Identify the lines containing the word "data". Copy each one.
......
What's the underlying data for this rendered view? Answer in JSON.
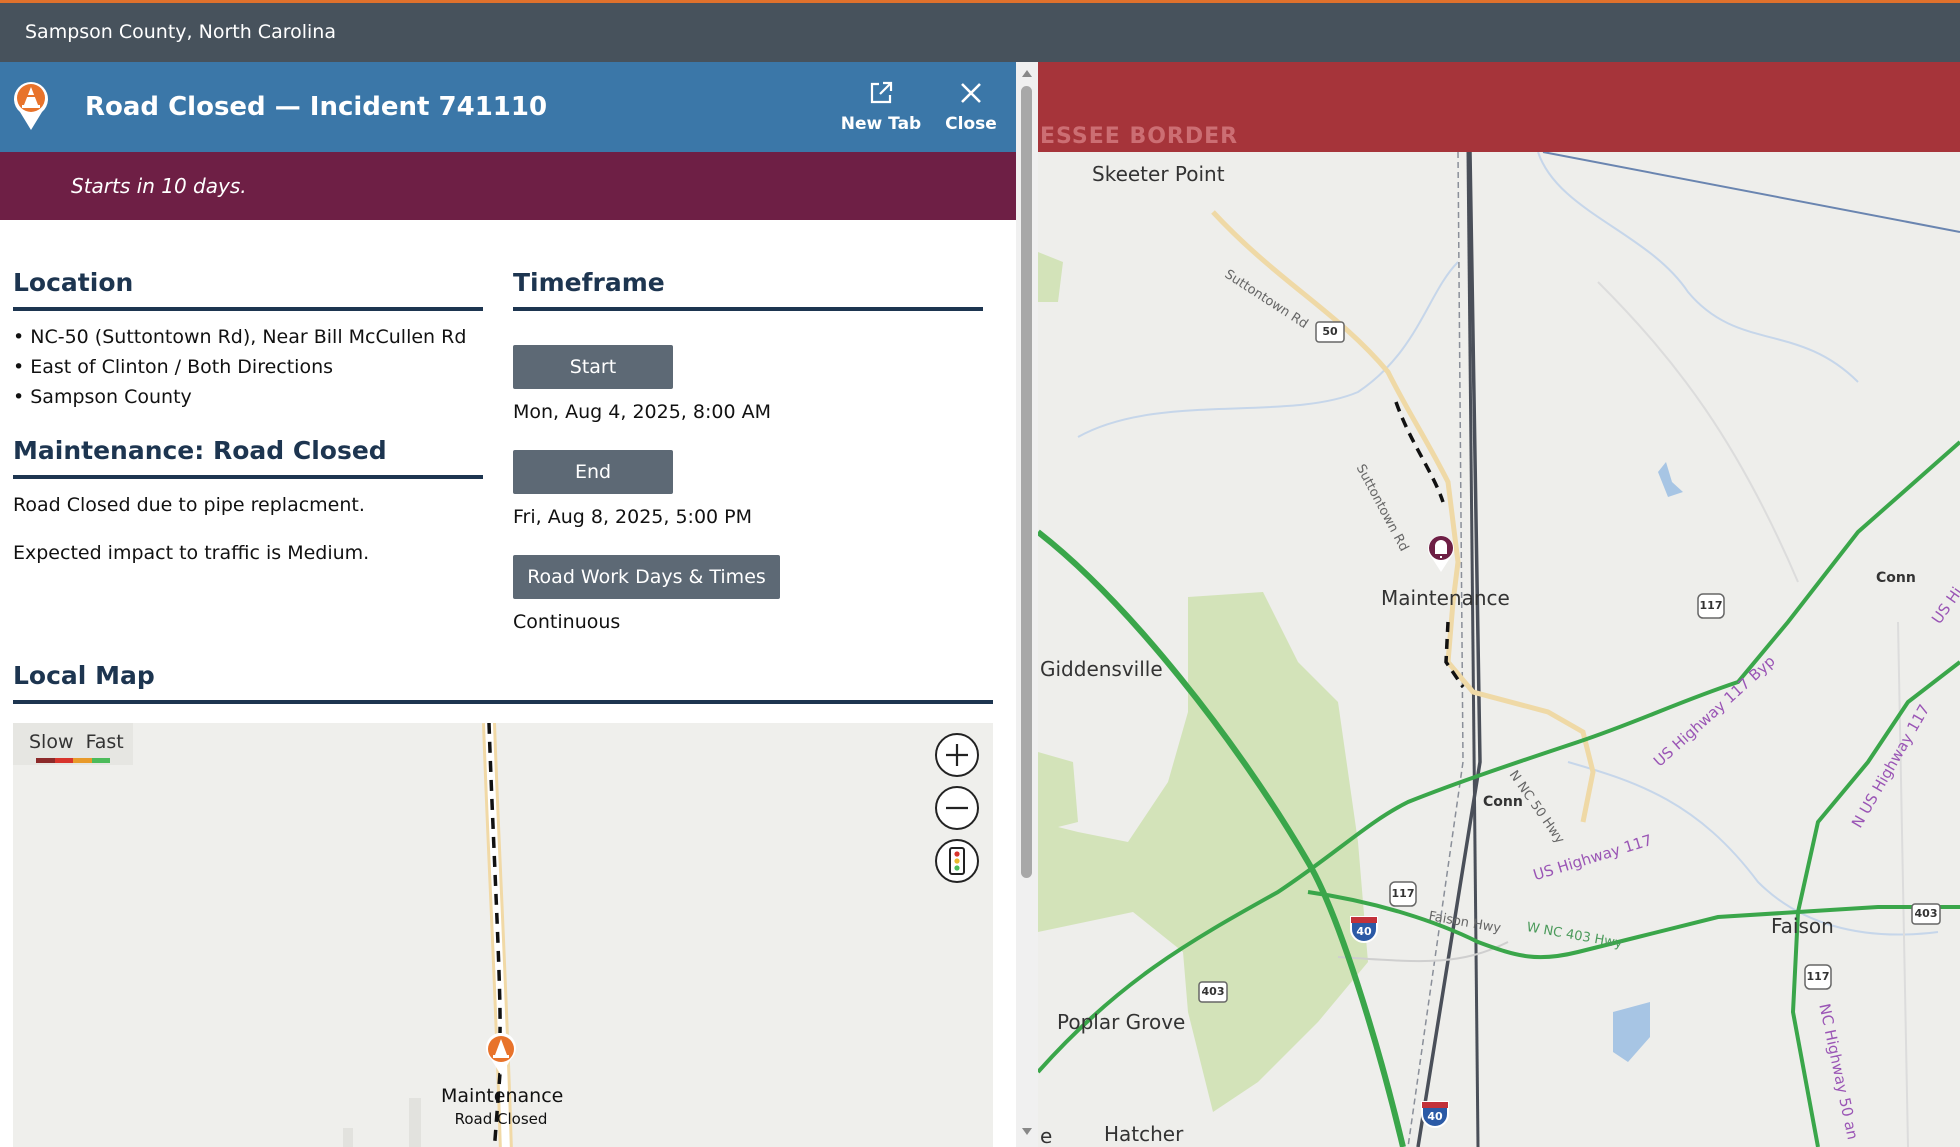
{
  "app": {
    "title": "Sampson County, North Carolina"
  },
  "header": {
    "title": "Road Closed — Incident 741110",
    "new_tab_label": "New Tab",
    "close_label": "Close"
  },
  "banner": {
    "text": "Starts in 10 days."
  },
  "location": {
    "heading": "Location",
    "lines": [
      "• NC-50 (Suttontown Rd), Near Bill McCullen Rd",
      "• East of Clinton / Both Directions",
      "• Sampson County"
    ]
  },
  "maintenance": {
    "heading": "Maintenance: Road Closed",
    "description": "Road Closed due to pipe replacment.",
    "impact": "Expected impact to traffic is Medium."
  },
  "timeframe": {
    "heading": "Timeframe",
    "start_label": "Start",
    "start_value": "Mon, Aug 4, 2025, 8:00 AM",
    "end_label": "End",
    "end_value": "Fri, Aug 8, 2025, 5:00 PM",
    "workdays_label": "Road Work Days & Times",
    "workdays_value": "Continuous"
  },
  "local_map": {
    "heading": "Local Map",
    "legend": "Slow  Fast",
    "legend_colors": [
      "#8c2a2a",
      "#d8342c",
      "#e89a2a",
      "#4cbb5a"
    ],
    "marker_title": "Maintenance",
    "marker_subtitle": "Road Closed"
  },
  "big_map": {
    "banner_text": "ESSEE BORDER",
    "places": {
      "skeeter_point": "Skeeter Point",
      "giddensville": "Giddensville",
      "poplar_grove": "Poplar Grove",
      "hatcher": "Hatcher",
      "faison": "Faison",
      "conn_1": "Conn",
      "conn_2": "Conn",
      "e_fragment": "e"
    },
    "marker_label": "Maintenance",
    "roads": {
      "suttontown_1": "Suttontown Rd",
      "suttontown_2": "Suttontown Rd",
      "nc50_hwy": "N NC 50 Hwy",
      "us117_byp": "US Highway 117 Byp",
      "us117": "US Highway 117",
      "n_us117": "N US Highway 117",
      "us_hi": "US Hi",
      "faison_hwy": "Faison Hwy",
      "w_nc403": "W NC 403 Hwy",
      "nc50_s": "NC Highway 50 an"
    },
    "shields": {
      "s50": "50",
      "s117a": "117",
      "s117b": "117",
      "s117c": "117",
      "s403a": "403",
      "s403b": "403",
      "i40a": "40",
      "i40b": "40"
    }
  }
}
......
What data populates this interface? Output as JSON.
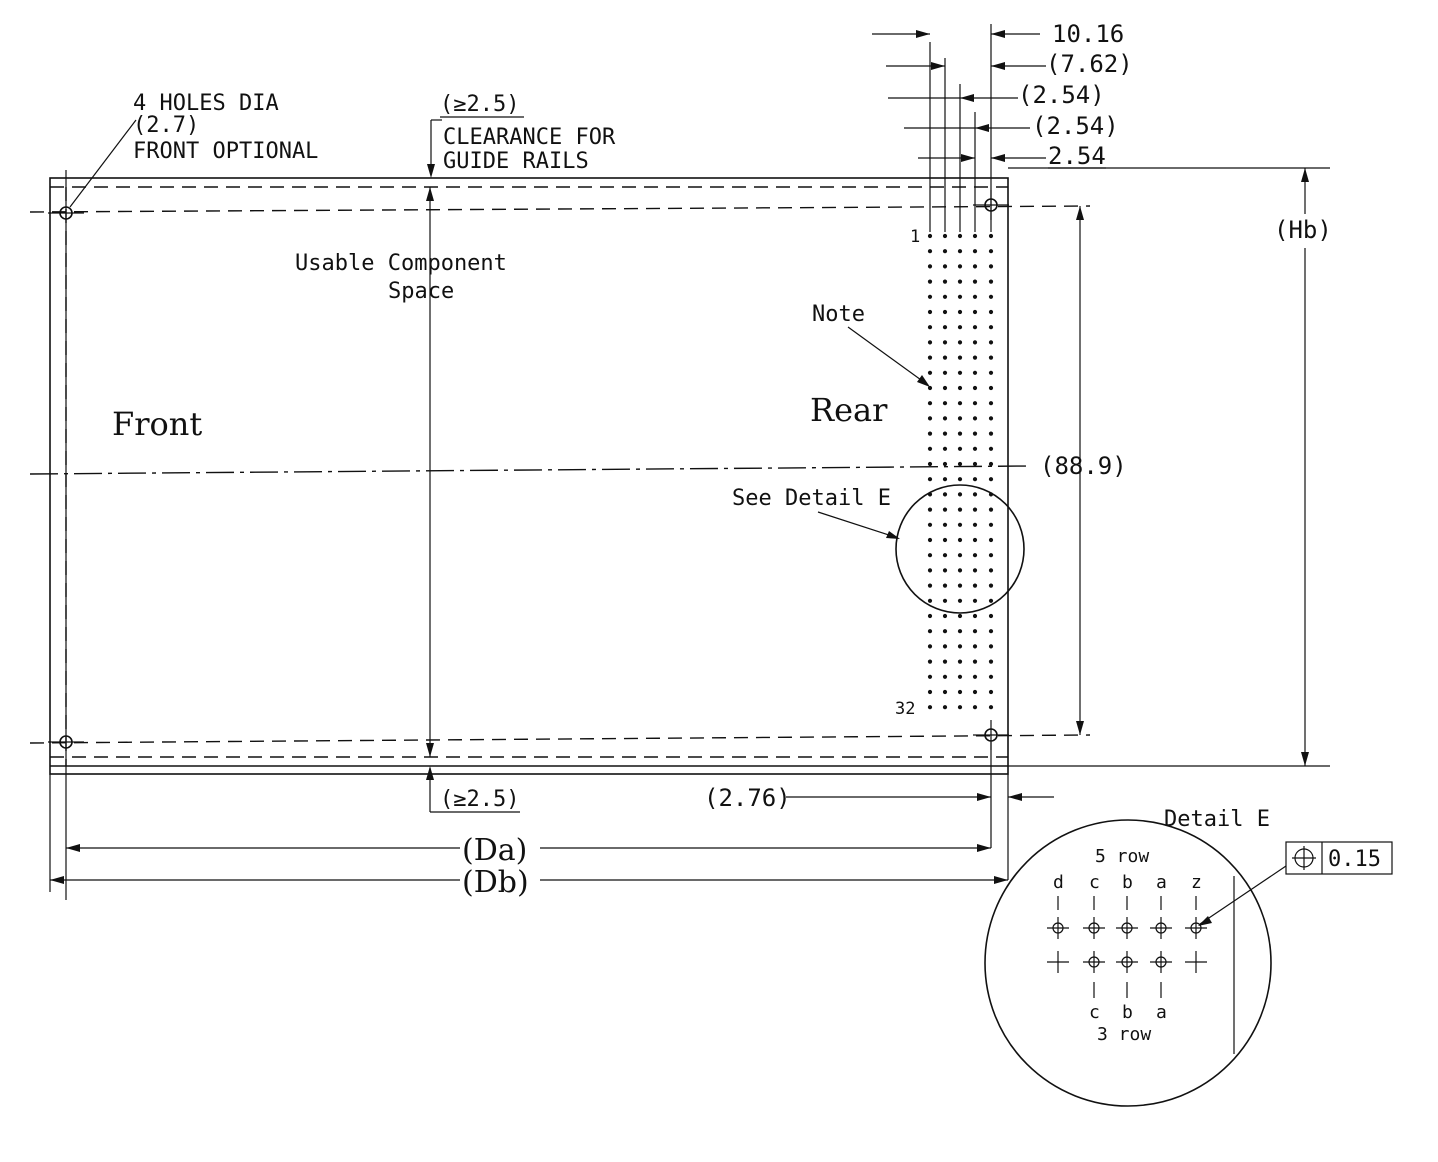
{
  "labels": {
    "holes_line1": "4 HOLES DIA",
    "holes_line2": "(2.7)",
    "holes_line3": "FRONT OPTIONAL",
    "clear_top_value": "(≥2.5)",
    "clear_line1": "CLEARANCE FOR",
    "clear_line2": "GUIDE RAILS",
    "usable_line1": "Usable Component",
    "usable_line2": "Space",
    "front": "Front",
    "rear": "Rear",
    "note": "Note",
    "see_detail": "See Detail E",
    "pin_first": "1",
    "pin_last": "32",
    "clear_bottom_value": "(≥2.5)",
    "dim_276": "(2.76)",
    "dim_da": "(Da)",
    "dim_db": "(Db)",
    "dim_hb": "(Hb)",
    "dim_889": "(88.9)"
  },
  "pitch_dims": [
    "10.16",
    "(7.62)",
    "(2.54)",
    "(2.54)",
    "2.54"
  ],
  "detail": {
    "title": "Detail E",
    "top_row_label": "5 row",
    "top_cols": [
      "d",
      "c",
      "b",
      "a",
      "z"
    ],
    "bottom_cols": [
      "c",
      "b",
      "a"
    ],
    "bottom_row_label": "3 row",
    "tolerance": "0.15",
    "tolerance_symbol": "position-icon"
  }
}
......
### The output
What's the underlying data for this rendered view? Answer in JSON.
What data populates this interface? Output as JSON.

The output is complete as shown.